[Stored entries]
################

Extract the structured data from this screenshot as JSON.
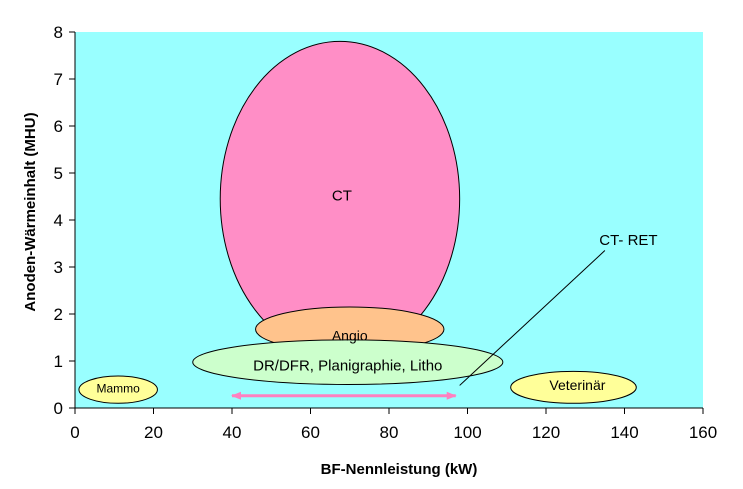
{
  "chart_data": {
    "type": "scatter",
    "title": "",
    "xlabel": "BF-Nennleistung (kW)",
    "ylabel": "Anoden-Wärmeinhalt (MHU)",
    "xlim": [
      0,
      160
    ],
    "ylim": [
      0,
      8
    ],
    "x_ticks": [
      "0",
      "20",
      "40",
      "60",
      "80",
      "100",
      "120",
      "140",
      "160"
    ],
    "y_ticks": [
      "0",
      "1",
      "2",
      "3",
      "4",
      "5",
      "6",
      "7",
      "8"
    ],
    "grid": false,
    "plot_background": "#99ffff",
    "regions": [
      {
        "label": "CT",
        "shape": "ellipse",
        "x_range": [
          37,
          98
        ],
        "y_range": [
          1.1,
          7.8
        ],
        "label_at": [
          68,
          4.5
        ],
        "color": "#ff8ec6"
      },
      {
        "label": "Angio",
        "shape": "ellipse",
        "x_range": [
          46,
          94
        ],
        "y_range": [
          1.2,
          2.15
        ],
        "label_at": [
          70,
          1.52
        ],
        "color": "#ffc38c"
      },
      {
        "label": "DR/DFR, Planigraphie, Litho",
        "shape": "ellipse",
        "x_range": [
          30,
          109
        ],
        "y_range": [
          0.5,
          1.45
        ],
        "label_at": [
          69.5,
          0.88
        ],
        "color": "#ccffcc"
      },
      {
        "label": "Mammo",
        "shape": "ellipse",
        "x_range": [
          1,
          21
        ],
        "y_range": [
          0.1,
          0.68
        ],
        "label_at": [
          11,
          0.4
        ],
        "color": "#ffff99"
      },
      {
        "label": "Veterinär",
        "shape": "ellipse",
        "x_range": [
          111,
          143
        ],
        "y_range": [
          0.1,
          0.78
        ],
        "label_at": [
          128,
          0.46
        ],
        "color": "#ffff99"
      }
    ],
    "annotations": [
      {
        "label": "CT- RET",
        "label_at": [
          141,
          3.55
        ],
        "line_from": [
          135,
          3.35
        ],
        "line_to": [
          98,
          0.48
        ]
      }
    ],
    "range_arrow": {
      "from": 40,
      "to": 97,
      "y": 0.26,
      "color": "#ff80c0"
    }
  }
}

################

| What you need to do |
Your copy should repeat each entry above exactly but contain no pictures.

| Full response |
Extract the structured data from this screenshot as JSON.
{
  "chart_data": {
    "type": "scatter",
    "title": "",
    "xlabel": "BF-Nennleistung (kW)",
    "ylabel": "Anoden-Wärmeinhalt (MHU)",
    "xlim": [
      0,
      160
    ],
    "ylim": [
      0,
      8
    ],
    "x_ticks": [
      "0",
      "20",
      "40",
      "60",
      "80",
      "100",
      "120",
      "140",
      "160"
    ],
    "y_ticks": [
      "0",
      "1",
      "2",
      "3",
      "4",
      "5",
      "6",
      "7",
      "8"
    ],
    "grid": false,
    "plot_background": "#99ffff",
    "regions": [
      {
        "label": "CT",
        "shape": "ellipse",
        "x_range": [
          37,
          98
        ],
        "y_range": [
          1.1,
          7.8
        ],
        "label_at": [
          68,
          4.5
        ],
        "color": "#ff8ec6"
      },
      {
        "label": "Angio",
        "shape": "ellipse",
        "x_range": [
          46,
          94
        ],
        "y_range": [
          1.2,
          2.15
        ],
        "label_at": [
          70,
          1.52
        ],
        "color": "#ffc38c"
      },
      {
        "label": "DR/DFR, Planigraphie, Litho",
        "shape": "ellipse",
        "x_range": [
          30,
          109
        ],
        "y_range": [
          0.5,
          1.45
        ],
        "label_at": [
          69.5,
          0.88
        ],
        "color": "#ccffcc"
      },
      {
        "label": "Mammo",
        "shape": "ellipse",
        "x_range": [
          1,
          21
        ],
        "y_range": [
          0.1,
          0.68
        ],
        "label_at": [
          11,
          0.4
        ],
        "color": "#ffff99"
      },
      {
        "label": "Veterinär",
        "shape": "ellipse",
        "x_range": [
          111,
          143
        ],
        "y_range": [
          0.1,
          0.78
        ],
        "label_at": [
          128,
          0.46
        ],
        "color": "#ffff99"
      }
    ],
    "annotations": [
      {
        "label": "CT- RET",
        "label_at": [
          141,
          3.55
        ],
        "line_from": [
          135,
          3.35
        ],
        "line_to": [
          98,
          0.48
        ]
      }
    ],
    "range_arrow": {
      "from": 40,
      "to": 97,
      "y": 0.26,
      "color": "#ff80c0"
    }
  }
}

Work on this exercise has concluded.